◆ WORK TO BE COMPLETED
Find the lines that hold the word "this" and return them.

◆ RECORD EXCERPTS
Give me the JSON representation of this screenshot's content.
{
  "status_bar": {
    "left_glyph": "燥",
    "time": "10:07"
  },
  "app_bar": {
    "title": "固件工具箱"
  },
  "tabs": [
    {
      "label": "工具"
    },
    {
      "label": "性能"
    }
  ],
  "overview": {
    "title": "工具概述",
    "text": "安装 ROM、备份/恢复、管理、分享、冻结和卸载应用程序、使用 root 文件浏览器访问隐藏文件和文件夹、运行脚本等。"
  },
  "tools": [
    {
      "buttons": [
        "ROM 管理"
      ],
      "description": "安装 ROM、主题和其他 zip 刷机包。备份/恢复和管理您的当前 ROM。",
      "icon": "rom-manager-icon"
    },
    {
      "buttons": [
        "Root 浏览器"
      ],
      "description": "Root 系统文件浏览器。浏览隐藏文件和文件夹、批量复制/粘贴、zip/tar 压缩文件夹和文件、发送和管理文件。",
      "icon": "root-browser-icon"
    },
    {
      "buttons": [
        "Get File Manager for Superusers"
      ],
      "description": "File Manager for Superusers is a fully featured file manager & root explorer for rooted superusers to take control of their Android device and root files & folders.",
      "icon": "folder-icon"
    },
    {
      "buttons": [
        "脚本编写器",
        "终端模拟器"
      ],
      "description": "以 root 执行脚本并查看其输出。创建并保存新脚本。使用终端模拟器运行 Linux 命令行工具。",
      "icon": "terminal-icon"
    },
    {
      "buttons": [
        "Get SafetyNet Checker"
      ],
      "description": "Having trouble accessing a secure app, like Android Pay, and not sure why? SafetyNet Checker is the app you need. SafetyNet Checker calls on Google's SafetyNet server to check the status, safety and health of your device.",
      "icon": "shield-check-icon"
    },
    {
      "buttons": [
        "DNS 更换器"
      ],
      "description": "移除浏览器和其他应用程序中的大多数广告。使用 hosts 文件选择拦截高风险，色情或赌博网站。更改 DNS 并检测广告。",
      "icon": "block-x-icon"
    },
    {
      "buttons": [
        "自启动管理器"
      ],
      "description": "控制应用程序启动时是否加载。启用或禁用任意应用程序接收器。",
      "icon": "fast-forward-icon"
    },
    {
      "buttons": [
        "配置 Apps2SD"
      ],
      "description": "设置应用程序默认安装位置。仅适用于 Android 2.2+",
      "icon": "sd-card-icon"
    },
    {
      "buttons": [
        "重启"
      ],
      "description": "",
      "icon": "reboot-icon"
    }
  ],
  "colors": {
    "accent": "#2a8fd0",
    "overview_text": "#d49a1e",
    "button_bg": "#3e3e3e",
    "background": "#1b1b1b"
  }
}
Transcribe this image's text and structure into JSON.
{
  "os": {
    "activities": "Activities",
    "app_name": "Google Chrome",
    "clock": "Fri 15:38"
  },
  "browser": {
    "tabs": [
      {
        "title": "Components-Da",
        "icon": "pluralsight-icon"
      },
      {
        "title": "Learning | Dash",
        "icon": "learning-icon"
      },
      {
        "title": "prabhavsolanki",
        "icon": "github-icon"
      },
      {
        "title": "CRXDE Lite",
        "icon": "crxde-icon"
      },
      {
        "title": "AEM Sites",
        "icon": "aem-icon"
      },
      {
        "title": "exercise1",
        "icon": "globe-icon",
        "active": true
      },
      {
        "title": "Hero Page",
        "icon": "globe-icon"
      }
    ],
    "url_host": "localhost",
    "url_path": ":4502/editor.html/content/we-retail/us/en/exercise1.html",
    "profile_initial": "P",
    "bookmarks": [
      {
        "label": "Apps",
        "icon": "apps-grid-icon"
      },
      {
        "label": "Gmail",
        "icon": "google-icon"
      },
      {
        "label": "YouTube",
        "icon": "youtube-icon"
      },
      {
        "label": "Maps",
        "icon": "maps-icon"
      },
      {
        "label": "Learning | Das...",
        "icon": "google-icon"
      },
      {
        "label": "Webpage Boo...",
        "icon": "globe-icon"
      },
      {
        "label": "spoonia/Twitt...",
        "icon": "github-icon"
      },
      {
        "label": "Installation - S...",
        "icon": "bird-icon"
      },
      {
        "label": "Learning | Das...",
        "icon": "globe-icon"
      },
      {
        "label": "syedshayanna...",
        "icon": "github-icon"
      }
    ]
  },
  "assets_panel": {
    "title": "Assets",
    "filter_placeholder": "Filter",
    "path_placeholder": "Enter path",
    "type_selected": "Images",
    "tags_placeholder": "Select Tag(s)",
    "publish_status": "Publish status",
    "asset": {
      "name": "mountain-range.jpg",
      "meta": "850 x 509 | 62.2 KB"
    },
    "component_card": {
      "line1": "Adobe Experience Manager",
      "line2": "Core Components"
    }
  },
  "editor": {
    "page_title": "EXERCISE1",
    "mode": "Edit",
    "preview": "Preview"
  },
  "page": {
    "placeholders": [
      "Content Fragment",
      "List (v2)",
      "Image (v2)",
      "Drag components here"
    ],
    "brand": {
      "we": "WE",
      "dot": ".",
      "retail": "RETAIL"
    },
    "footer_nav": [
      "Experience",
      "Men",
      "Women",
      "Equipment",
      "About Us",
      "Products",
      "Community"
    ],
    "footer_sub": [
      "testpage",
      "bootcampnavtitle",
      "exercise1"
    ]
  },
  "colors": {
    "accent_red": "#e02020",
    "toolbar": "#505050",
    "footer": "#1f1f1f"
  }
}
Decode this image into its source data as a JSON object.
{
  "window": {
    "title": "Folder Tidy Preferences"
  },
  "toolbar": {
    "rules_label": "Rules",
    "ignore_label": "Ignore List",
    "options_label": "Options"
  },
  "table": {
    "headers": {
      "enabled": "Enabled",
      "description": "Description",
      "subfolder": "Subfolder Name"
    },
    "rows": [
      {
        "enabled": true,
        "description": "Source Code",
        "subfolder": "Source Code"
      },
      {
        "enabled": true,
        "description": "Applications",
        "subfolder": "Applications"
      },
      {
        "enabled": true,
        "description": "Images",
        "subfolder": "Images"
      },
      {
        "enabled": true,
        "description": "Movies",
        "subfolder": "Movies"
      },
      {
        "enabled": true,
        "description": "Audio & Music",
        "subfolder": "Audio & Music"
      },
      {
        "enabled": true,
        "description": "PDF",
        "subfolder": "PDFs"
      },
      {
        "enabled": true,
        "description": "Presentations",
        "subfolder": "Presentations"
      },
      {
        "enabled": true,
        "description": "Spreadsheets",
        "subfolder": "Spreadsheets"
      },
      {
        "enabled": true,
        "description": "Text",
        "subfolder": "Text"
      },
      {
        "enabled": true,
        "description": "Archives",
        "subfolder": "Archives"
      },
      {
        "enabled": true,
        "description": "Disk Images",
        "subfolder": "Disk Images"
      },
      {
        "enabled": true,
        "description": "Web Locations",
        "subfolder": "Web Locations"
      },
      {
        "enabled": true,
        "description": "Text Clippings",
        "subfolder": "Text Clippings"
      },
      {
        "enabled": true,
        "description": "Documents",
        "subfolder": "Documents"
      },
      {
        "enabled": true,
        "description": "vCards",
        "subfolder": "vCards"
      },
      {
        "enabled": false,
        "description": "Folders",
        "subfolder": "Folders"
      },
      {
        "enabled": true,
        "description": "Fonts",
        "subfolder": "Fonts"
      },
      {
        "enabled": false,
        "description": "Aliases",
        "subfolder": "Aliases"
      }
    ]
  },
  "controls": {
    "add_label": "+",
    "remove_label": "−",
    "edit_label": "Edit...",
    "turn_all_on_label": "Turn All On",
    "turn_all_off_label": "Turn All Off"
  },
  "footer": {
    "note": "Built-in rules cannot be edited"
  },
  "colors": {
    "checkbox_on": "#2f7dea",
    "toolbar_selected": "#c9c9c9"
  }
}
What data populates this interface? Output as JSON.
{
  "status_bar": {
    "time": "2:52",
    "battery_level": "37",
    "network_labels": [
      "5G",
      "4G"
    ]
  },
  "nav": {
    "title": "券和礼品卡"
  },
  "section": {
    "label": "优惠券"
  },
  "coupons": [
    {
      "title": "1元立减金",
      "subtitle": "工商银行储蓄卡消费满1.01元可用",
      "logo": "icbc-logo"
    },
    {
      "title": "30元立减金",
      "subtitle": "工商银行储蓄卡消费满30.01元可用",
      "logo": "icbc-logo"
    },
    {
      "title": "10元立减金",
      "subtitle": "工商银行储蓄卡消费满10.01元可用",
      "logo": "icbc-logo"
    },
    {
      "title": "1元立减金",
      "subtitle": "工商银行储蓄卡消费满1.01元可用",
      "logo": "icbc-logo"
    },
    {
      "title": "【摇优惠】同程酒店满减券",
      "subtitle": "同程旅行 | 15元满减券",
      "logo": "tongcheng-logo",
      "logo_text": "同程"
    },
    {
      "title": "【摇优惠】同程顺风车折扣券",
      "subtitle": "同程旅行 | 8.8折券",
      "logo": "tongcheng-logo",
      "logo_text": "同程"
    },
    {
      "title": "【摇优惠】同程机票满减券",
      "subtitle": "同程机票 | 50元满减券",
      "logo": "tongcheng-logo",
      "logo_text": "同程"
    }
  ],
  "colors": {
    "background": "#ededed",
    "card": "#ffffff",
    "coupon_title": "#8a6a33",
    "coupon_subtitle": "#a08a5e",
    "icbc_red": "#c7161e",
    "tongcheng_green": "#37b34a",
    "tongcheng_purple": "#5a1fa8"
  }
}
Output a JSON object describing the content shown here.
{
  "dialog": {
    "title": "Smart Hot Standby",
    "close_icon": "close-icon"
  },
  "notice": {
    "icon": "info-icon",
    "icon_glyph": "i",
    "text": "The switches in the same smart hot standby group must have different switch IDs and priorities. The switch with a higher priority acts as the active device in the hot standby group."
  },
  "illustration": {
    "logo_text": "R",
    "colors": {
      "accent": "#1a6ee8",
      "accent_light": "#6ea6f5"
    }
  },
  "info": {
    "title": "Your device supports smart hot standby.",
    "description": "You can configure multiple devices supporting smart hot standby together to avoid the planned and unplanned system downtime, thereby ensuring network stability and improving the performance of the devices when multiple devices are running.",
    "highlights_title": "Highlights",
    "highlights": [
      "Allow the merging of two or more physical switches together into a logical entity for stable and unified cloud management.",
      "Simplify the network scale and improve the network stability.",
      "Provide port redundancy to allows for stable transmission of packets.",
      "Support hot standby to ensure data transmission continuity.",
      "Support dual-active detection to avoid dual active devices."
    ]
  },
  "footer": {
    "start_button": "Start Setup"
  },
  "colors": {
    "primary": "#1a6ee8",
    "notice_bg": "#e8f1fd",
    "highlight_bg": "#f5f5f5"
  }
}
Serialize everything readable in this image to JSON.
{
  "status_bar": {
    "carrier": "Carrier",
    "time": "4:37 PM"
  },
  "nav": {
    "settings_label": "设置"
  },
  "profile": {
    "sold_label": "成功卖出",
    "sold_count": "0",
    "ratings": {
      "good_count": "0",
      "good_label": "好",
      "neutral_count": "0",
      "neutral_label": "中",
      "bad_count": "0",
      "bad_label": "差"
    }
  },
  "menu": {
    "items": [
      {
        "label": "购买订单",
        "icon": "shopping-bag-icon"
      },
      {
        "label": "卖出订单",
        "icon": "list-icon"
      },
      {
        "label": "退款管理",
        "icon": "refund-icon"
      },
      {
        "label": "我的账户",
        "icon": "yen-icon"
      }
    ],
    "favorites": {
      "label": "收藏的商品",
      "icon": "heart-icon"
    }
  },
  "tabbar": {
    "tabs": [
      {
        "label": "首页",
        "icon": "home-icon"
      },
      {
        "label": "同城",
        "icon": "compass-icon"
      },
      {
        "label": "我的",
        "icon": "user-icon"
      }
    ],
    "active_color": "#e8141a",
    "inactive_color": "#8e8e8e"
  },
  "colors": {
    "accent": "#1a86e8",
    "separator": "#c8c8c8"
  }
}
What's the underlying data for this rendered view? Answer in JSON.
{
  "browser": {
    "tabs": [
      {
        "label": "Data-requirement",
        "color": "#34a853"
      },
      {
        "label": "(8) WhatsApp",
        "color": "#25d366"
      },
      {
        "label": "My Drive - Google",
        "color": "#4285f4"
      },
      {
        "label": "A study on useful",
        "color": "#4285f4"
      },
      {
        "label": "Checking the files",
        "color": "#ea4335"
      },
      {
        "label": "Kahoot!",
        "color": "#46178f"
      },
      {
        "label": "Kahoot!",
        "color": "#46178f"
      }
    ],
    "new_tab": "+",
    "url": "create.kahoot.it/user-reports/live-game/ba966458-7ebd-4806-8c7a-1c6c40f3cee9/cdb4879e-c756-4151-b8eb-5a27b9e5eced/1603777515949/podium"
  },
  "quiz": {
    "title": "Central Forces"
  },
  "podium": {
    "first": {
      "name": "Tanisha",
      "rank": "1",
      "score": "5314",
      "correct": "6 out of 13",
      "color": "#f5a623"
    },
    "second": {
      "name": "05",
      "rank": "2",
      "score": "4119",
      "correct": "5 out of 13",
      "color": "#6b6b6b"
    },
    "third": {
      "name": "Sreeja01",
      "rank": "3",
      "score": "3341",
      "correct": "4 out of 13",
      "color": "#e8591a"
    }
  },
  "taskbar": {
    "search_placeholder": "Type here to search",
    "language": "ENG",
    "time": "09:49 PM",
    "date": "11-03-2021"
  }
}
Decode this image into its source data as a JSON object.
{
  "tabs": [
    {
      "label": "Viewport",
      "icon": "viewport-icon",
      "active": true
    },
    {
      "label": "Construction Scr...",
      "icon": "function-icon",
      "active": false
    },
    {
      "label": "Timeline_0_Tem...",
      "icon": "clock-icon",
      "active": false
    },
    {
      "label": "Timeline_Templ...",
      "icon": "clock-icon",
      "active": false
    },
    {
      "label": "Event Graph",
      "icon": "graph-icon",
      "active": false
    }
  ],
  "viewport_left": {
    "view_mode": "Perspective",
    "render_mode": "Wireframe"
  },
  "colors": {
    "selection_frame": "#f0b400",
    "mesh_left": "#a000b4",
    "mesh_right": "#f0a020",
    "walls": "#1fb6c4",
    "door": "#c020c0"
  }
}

◆ SOLVED EXERCISE
Give me the JSON representation of this screenshot's content.
Transcribe this image's text and structure into JSON.
Decode this image into its source data as a JSON object.
What data populates this interface? Output as JSON.
Serialize everything readable in this image to JSON.
What's the underlying data for this rendered view? Answer in JSON.
Decode this image into its source data as a JSON object.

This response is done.